Below are some records. Copy every line in them that holds "Hamburguesa".

[Data listing]
◇ ◇ ◇
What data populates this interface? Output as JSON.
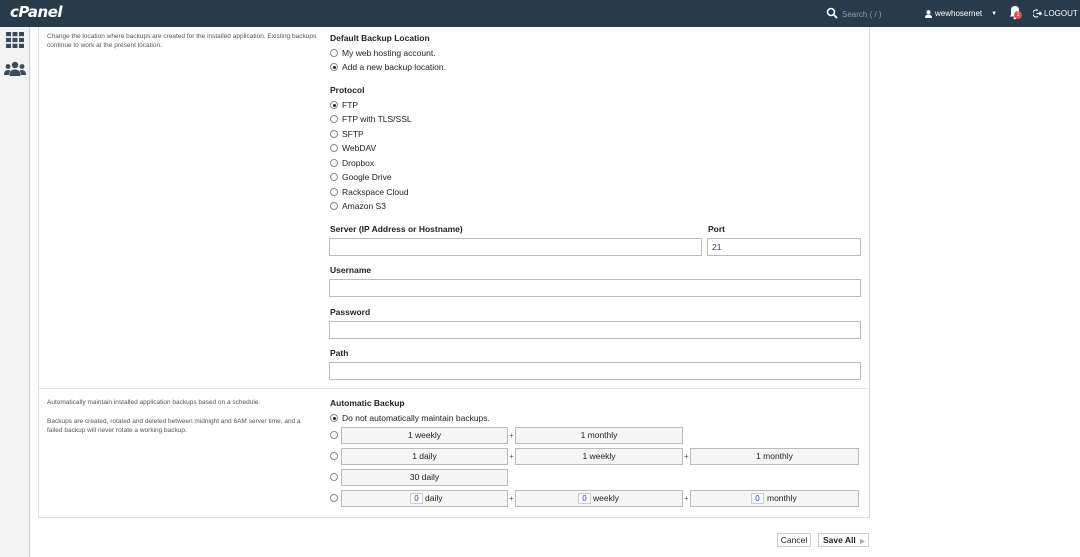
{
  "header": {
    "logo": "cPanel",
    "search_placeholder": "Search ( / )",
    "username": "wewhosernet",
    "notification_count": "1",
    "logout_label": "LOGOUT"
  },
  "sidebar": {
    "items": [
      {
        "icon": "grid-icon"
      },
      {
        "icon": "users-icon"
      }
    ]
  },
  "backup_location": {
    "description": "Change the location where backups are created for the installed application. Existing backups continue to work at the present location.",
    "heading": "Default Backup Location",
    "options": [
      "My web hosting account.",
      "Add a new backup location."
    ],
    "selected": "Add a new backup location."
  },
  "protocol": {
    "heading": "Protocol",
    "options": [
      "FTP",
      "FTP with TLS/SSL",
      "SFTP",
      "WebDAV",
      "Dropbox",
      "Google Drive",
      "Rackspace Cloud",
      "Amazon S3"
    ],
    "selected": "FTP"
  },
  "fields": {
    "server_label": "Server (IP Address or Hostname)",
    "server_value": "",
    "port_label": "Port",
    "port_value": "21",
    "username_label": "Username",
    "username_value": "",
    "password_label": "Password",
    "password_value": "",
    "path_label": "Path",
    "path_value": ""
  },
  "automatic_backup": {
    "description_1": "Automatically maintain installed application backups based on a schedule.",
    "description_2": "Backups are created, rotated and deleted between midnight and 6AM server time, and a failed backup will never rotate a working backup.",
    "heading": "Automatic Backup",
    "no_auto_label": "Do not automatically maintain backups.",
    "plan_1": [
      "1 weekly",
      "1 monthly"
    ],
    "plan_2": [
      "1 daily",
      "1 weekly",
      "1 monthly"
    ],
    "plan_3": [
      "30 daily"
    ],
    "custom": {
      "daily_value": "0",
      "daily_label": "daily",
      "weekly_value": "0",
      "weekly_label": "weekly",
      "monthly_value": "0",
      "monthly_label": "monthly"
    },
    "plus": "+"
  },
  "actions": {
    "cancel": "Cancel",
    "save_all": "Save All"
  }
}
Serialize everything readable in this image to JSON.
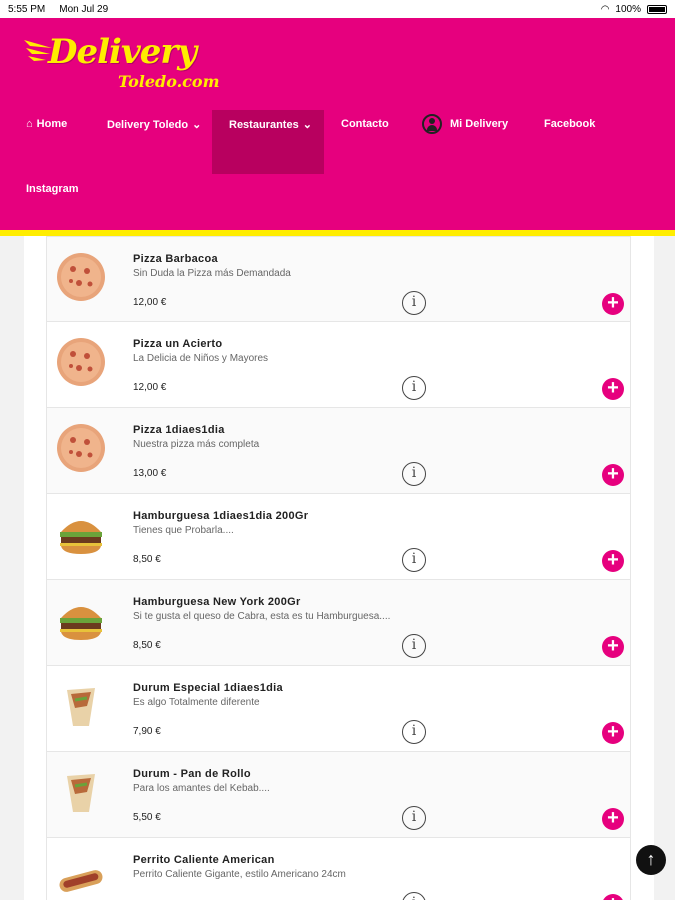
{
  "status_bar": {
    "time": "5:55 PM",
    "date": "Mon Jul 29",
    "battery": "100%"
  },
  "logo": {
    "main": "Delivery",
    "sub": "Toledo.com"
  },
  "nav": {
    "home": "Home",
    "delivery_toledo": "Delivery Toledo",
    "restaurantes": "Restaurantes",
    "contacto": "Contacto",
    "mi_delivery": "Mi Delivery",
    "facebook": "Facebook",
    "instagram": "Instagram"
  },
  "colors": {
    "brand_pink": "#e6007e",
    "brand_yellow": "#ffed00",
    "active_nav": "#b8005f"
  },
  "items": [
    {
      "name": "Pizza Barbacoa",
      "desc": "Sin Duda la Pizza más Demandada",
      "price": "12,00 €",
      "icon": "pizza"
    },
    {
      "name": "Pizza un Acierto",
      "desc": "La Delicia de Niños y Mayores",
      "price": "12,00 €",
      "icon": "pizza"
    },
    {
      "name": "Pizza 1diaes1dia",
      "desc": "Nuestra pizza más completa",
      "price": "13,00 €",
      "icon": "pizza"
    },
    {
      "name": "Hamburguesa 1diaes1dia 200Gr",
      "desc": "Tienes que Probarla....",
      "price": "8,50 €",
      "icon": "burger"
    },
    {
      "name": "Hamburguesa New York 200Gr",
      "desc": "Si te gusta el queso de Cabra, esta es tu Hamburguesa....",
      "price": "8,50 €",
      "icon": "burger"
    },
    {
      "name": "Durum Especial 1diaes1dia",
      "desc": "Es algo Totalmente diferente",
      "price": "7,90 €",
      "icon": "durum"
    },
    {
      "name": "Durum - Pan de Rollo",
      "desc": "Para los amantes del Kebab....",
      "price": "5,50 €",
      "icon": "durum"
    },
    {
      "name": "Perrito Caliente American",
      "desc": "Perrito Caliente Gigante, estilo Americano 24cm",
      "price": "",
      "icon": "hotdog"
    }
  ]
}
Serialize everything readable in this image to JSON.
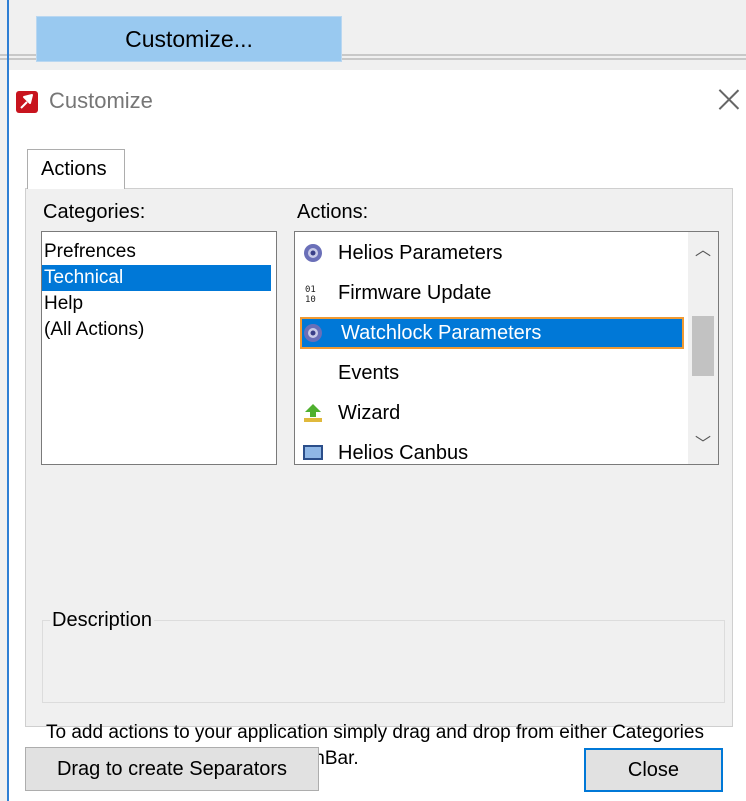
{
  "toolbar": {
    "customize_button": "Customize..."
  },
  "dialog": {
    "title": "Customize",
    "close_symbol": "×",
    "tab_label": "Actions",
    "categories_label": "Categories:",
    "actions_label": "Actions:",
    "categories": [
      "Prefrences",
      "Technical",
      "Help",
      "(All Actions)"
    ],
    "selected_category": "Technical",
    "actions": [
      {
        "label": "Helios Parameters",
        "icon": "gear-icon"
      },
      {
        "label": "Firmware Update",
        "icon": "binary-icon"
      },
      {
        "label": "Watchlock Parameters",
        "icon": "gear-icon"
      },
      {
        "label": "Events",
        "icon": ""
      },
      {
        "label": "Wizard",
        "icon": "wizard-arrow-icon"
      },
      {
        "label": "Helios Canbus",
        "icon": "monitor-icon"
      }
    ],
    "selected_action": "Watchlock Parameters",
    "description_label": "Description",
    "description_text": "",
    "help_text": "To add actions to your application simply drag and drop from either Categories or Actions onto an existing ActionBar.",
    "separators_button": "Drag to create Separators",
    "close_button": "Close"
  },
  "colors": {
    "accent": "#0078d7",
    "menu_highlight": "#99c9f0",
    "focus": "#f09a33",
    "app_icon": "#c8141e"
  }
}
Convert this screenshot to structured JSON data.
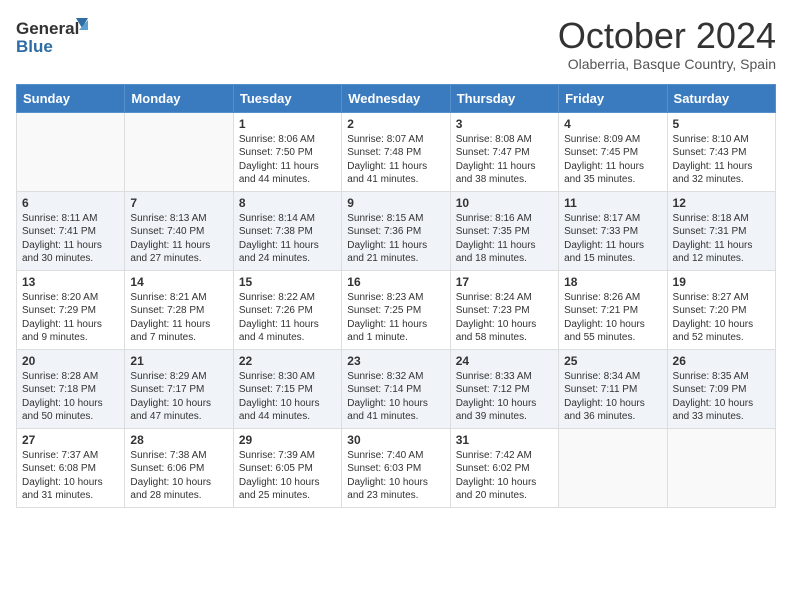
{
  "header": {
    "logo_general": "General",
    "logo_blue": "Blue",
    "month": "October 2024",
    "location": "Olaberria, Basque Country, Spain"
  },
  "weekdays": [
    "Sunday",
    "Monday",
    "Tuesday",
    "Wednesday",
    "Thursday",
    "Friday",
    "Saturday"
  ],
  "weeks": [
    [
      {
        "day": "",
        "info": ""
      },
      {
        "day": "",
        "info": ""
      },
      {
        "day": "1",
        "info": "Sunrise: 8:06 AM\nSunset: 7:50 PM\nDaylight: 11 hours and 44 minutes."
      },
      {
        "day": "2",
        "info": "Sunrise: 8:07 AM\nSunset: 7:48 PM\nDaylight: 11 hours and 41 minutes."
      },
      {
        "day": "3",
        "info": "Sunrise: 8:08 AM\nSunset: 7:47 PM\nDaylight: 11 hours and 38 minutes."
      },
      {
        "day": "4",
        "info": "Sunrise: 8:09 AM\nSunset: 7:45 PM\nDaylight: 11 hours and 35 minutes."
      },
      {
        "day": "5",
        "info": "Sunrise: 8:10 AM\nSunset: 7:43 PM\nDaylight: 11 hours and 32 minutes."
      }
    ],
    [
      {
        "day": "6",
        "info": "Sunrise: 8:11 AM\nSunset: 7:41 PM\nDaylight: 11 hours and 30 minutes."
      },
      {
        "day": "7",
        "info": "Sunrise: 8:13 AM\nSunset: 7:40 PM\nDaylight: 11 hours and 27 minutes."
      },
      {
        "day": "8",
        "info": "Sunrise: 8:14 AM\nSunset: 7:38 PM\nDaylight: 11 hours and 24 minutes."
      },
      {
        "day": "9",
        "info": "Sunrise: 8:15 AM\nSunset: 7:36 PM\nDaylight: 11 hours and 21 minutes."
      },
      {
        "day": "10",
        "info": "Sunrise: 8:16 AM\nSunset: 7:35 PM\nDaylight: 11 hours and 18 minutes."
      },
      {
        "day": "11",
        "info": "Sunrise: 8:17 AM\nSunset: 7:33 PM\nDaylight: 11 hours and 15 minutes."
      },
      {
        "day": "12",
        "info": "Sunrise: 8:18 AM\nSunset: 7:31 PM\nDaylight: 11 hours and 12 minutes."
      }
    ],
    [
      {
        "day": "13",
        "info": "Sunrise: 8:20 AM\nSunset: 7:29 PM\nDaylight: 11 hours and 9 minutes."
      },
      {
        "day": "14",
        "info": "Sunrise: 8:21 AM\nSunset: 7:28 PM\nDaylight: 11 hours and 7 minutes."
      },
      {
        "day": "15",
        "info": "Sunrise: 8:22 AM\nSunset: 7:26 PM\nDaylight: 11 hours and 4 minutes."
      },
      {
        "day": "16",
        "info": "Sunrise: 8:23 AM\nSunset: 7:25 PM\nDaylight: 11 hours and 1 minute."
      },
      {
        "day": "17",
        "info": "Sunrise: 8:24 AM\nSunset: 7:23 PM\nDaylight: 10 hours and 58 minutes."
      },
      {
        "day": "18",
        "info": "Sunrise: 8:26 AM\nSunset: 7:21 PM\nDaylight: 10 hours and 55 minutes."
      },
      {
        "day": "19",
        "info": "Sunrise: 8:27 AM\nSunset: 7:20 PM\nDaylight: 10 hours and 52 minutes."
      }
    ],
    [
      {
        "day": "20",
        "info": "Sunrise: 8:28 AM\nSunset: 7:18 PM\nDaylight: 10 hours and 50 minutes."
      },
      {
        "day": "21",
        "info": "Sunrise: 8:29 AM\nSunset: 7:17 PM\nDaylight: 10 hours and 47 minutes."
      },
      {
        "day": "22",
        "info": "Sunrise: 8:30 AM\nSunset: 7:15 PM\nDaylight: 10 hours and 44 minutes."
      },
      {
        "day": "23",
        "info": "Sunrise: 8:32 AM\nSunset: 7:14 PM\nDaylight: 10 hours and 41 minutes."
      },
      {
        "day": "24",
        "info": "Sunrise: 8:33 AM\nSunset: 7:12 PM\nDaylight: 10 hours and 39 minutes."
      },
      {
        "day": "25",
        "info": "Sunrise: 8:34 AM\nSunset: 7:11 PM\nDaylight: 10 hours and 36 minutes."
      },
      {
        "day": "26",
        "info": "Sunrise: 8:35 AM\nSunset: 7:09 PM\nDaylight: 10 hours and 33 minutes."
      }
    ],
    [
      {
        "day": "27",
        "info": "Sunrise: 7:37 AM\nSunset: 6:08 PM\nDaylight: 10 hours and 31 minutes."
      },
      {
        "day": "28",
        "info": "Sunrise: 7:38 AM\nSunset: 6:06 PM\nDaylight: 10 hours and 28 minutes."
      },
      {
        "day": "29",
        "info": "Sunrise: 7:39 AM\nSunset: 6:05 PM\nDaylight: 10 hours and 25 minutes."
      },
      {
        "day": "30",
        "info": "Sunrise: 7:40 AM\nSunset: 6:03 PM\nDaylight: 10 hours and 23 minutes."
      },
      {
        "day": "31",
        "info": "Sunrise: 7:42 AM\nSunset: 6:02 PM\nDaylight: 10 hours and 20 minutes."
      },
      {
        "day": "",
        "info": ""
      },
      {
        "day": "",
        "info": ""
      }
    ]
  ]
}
◇ ◇ ◇
### RESULT
      "name": "Hamburguesa 1diaes1dia 200Gr",
      "name": "Hamburguesa New York 200Gr",
      "desc": "Si te gusta el queso de Cabra, esta es tu Hamburguesa....",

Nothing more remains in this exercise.